Copy every line that holds "加快手续跑办".

## Data lines:
-- Begin --
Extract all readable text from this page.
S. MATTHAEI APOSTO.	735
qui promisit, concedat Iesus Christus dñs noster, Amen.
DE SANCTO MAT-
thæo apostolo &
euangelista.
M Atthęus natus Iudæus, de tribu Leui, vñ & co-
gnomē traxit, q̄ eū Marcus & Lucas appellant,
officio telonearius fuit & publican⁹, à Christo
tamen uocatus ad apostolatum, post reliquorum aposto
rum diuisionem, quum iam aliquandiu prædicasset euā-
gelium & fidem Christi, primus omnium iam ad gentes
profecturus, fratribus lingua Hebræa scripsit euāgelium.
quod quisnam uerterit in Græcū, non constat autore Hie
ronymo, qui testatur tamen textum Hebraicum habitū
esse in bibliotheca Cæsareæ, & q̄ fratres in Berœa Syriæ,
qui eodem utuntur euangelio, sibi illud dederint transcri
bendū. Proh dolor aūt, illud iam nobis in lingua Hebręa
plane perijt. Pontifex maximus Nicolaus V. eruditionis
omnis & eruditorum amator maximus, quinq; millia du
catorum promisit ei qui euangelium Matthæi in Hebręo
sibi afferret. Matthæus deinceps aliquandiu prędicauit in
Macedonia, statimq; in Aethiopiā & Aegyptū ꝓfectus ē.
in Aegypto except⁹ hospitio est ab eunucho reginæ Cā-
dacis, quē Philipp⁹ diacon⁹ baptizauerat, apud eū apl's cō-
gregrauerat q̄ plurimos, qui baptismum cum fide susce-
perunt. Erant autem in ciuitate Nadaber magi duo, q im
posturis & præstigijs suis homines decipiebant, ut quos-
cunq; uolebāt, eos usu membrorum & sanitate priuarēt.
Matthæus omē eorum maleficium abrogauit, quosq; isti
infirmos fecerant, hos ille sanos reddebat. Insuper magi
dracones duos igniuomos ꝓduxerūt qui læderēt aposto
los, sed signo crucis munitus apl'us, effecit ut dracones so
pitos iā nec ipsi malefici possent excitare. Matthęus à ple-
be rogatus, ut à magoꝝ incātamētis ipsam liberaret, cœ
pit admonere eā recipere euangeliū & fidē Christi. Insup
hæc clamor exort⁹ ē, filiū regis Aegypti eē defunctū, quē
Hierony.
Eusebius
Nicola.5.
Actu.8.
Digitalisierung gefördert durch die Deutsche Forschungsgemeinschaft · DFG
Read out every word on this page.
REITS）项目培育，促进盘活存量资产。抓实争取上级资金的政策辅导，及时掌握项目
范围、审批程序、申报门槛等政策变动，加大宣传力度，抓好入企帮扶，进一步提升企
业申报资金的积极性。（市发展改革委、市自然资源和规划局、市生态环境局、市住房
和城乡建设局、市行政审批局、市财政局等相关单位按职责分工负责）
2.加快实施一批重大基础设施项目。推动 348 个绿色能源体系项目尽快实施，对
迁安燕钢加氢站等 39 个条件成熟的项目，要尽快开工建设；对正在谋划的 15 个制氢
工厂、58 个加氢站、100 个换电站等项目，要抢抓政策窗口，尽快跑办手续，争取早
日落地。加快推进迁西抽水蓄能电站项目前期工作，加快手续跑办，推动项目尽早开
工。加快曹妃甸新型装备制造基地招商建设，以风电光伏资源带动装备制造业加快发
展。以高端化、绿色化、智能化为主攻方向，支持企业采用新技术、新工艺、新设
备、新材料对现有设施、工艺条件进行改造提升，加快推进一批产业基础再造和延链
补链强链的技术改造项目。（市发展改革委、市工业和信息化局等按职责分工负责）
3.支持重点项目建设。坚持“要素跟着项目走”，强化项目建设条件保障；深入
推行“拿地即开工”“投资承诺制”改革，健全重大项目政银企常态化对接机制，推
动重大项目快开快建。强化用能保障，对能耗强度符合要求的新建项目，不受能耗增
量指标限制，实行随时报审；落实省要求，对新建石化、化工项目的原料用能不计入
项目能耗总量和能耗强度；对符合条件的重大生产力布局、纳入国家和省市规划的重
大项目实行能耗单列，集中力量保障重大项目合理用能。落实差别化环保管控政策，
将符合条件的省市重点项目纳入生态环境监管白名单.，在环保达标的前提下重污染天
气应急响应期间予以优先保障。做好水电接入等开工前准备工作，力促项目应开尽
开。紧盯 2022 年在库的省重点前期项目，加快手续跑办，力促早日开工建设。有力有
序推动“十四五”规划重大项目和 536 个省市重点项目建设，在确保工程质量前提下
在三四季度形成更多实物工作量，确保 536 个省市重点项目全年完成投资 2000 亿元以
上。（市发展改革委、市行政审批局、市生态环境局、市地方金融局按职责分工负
-- End --
## Task solution:
日落地。加快推进迁西抽水蓄能电站项目前期工作，加快手续跑办，推动项目尽早开
开。紧盯 2022 年在库的省重点前期项目，加快手续跑办，力促早日开工建设。有力有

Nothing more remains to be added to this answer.